Fragmento del texto:

Primero, endurecieron más sus posturas, observando a Maky con desconfianza, como si no supieran qué hacer con semejante energía positiva. Luego, poco a poco, sus orejas se relajaron. Sus colas, antes rígidas, comenzaron a moverse muy lentamente.
Maky lo había conseguido.
Como si hubiera pulsado un interruptor invisible, los lobos comenzaron a relajarse.
Yo no daba crédito.
¿Estos eran los mismos perros de aspecto intimidante que parecían entrenados para un combate?
Parecía que, por primera vez en mucho tiempo, dejaban de estar en guardia.
Y entonces Maky hizo lo que mejor sabe hacer:
Intentó jugar.
Se inclinó, movió la cola todavía más fuerte y lanzó un ladrido agudo, como diciendo: “¡Venga, venga! ¡Vamos a correr!”
Los lobos se miraron entre ellos.
Uno de ellos giró la cabeza hacia su dueño, como si esperara una orden que nunca llegó.
Y entonces apareció Mastitwo.

Aquí fue cuando de verdad pensé que se iba a liar.
Porque si Maky es el perro feliz, Mastitwo es el jefe del corral. Un mastín que, aunque bonachón, no tolera tonterías.
Lo vi acercarse y me preparé para intervenir.
Pero…
Los lobos no lo vieron como una amenaza.
Lo olieron, él los olió, y en cuestión de segundos, allí estaban los cuatro moviendo la cola.
Parecía una fiesta canina improvisada, un acuerdo de paz sellado con meneos de traseros y hocicos curiosos.
Y entonces ocurrió lo impensable.
De un momento a otro, sin previo aviso, los cuatro salieron disparados.
PPPUMMMM!
Un solo instante, una chispa invisible, y los cuatro perros se lanzaron a correr como si hubieran recibido una inyección de pura felicidad.
Bajaron por el torrente, saltando por el agua, chapoteando sin miedo, como si hubieran sido amigos toda la vida.
Los clientes en la terraza, que hasta hacía un momento apenas se atrevían a moverse, ahora miraban boquiabiertos.
La tensión que había llenado el aire desapareció de golpe, sustituida por una escena digna de un anuncio de libertad y naturaleza.
Si lo hubiera sabido antes, les habría enchufado un cable para cargarme las baterías con la energía que estaban soltando.
Correteaban, saltaban, se perseguían, desafiándose entre ellos como si estuvieran en una carrera de perros salvajes. El espectáculo era increíble.
Los lobos, que hasta hace unos minutos parecían fieros guerreros de un clan oscuro, ahora parecían cachorros gigantes disfrutando de su primera tarde libre en años.
El Momento en el que Todo Cambió
El aire aún estaba cargado de esa energía vibrante y salvaje. Los perros seguían corriendo desbocados por el torrente, disfrutando de su recién descubierta libertad. El agua salpicaba con cada zancada, sus patas dejando surcos en la tierra mojada mientras giraban, se perseguían y brincaban como si nunca hubieran hecho otra cosa en la vida.
Yo observaba con una sonrisa, disfrutando del espectáculo cuando, de repente, una voz grave interrumpió la escena.
—¿Dónde están mis perros?

Datos de origen:
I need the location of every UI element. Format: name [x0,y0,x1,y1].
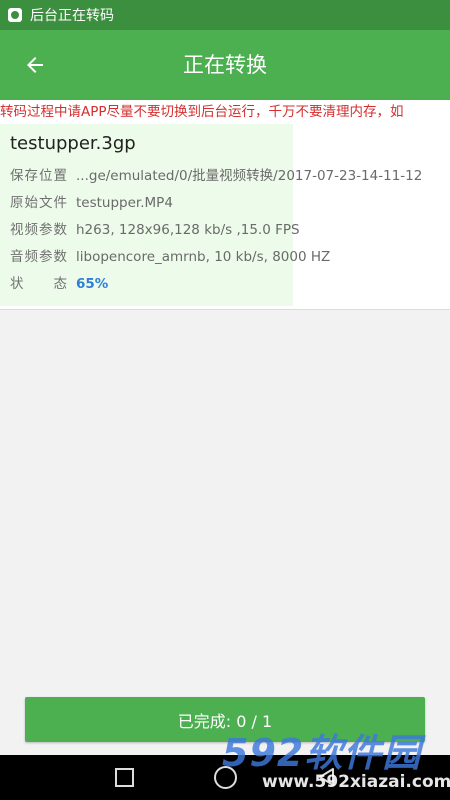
info-value: h263, 128x96,128 kb/s ,15.0 FPS [76,222,300,238]
conversion-task-card: testupper.3gp 保存位置 ...ge/emulated/0/批量视频… [0,124,450,310]
back-button[interactable] [10,40,60,90]
recent-apps-icon[interactable] [115,768,134,787]
warning-text: 转码过程中请APP尽量不要切换到后台运行，千万不要清理内存，如 [0,104,404,120]
info-value: ...ge/emulated/0/批量视频转换/2017-07-23-14-11… [76,168,423,184]
app-notification-icon [8,8,22,22]
status-notification-text: 后台正在转码 [30,8,114,24]
system-navigation-bar [0,755,450,800]
info-row-source-file: 原始文件 testupper.MP4 [10,190,450,217]
info-row-audio-params: 音频参数 libopencore_amrnb, 10 kb/s, 8000 HZ [10,244,450,271]
warning-banner: 转码过程中请APP尽量不要切换到后台运行，千万不要清理内存，如 [0,100,450,124]
info-row-save-location: 保存位置 ...ge/emulated/0/批量视频转换/2017-07-23-… [10,163,450,190]
status-progress-value: 65% [76,276,109,292]
info-value: testupper.MP4 [76,195,173,211]
status-label: 状 态 [10,276,68,292]
home-icon[interactable] [214,766,237,789]
info-label: 原始文件 [10,195,68,211]
info-label: 音频参数 [10,249,68,265]
info-label: 保存位置 [10,168,68,184]
arrow-back-icon [27,57,43,73]
page-title: 正在转换 [183,53,267,77]
status-bar: 后台正在转码 [0,0,450,30]
completed-count-button[interactable]: 已完成: 0 / 1 [25,697,425,742]
info-value: libopencore_amrnb, 10 kb/s, 8000 HZ [76,249,331,265]
info-row-video-params: 视频参数 h263, 128x96,128 kb/s ,15.0 FPS [10,217,450,244]
app-bar: 正在转换 [0,30,450,100]
task-details: testupper.3gp 保存位置 ...ge/emulated/0/批量视频… [10,124,450,298]
nav-back-icon[interactable] [316,767,336,787]
info-label: 视频参数 [10,222,68,238]
output-file-name: testupper.3gp [10,133,136,154]
info-row-status: 状 态 65% [10,271,450,298]
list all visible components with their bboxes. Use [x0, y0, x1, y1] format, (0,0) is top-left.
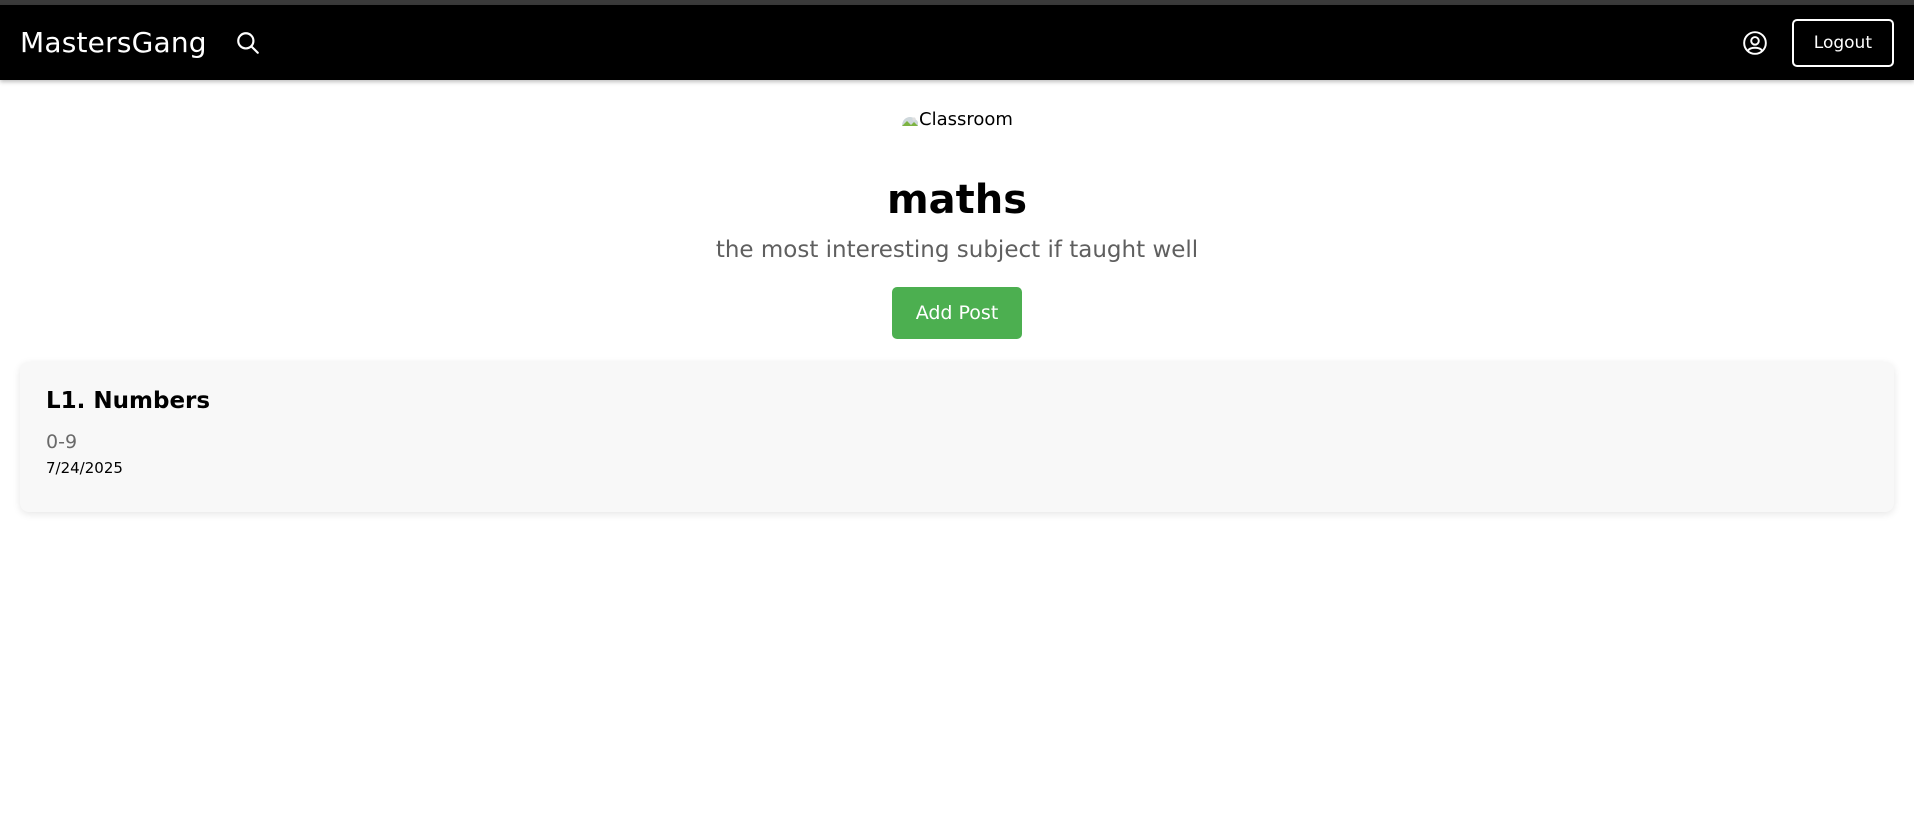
search-icon[interactable]: [233, 28, 263, 58]
post-card[interactable]: L1. Numbers 0-9 7/24/2025: [20, 362, 1894, 512]
add-post-button[interactable]: Add Post: [892, 287, 1022, 339]
post-date: 7/24/2025: [46, 459, 123, 477]
classroom-main: Classroom maths the most interesting sub…: [0, 80, 1914, 512]
page-title: maths: [886, 177, 1028, 223]
post-description: 0-9: [46, 431, 78, 453]
top-navbar: MastersGang Logout: [0, 5, 1914, 80]
navbar-right: Logout: [1740, 18, 1894, 67]
post-title: L1. Numbers: [46, 388, 211, 414]
navbar-left: MastersGang: [20, 26, 263, 59]
classroom-image-alt: Classroom: [919, 108, 1013, 130]
user-circle-icon[interactable]: [1740, 28, 1770, 58]
classroom-image: Classroom: [901, 108, 1013, 130]
logout-button[interactable]: Logout: [1791, 18, 1894, 67]
brand-logo[interactable]: MastersGang: [20, 26, 207, 59]
broken-image-icon: [901, 112, 919, 126]
classroom-description: the most interesting subject if taught w…: [715, 237, 1199, 263]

Completa lo siguiente:
1. Según el relato de Maky y los lobos, ¿qué clase de perro es Mastitwo?
2. En el relato de Maky y los lobos, ¿por qué la llegada de Mastitwo hace pensar a quien narra que se iba a liar?
3. Prosigue el relato de Maky y los lobos a partir de la pregunta «¿Dónde están mis perros?».

Respuestas:
1. Mastitwo es un mastín.

2. Porque Mastitwo es el jefe del corral: un mastín que, aunque bonachón, no tolera tonterías. Por eso, al verlo acercarse, quien narra se prepara para intervenir.

3.
Giré la cabeza y allí estaba él.
El Hombre de Negro, el mismo que había llegado con aquella actitud rígida, seria, con la mirada de quien nunca deja nada al azar. Su postura seguía siendo firme, pero en su tono había algo… diferente.
Me encogí de hombros con una sonrisa.
—Abajo, corriendo con los míos.
Su ceño se frunció con incredulidad.
—Eso es imposible… no les he dado ninguna orden.
Me reí por lo bajo y señalé con la cabeza.
—Pues míralos, se lo están pasando pipa.
El hombre miró hacia el torrente. Su cuerpo se tensó.
Y entonces lo vi. No se lo creía.
Sus perros, aquellos lobos disciplinados, formados con precisión casi militar, estaban brincando y rodando por la hierba como dos cachorros descontrolados.
Sin esperarlo, el hombre silbó.
Fuerte. Preciso.
Un instante después, los dos lobos giraron la cabeza, frenaron en seco y corrieron hacia él con la misma disciplina que habían mostrado al llegar. Era impresionante verlos en acción.
Pero cuando llegaron hasta su dueño… su expresión cambió.
Pasaron de la felicidad desbordante a la rigidez de siempre. Bajaron ligeramente la cabeza, sus cuerpos se pusieron tensos, como esperando una orden.
Él los miró fijamente, como intentando comprender lo que acababa de pasar.
Yo esperaba cualquier cosa. Un reproche, una orden para meterlos dentro, quizás incluso una disculpa por el descontrol.
Pero no.
El hombre extendió las manos y, con una suavidad que nunca le había visto antes, acarició a cada uno en la cabeza.
Luego se inclinó un poco y, en voz baja, les dijo algo al oído.
No sé qué palabras usó. Pero fue mágico.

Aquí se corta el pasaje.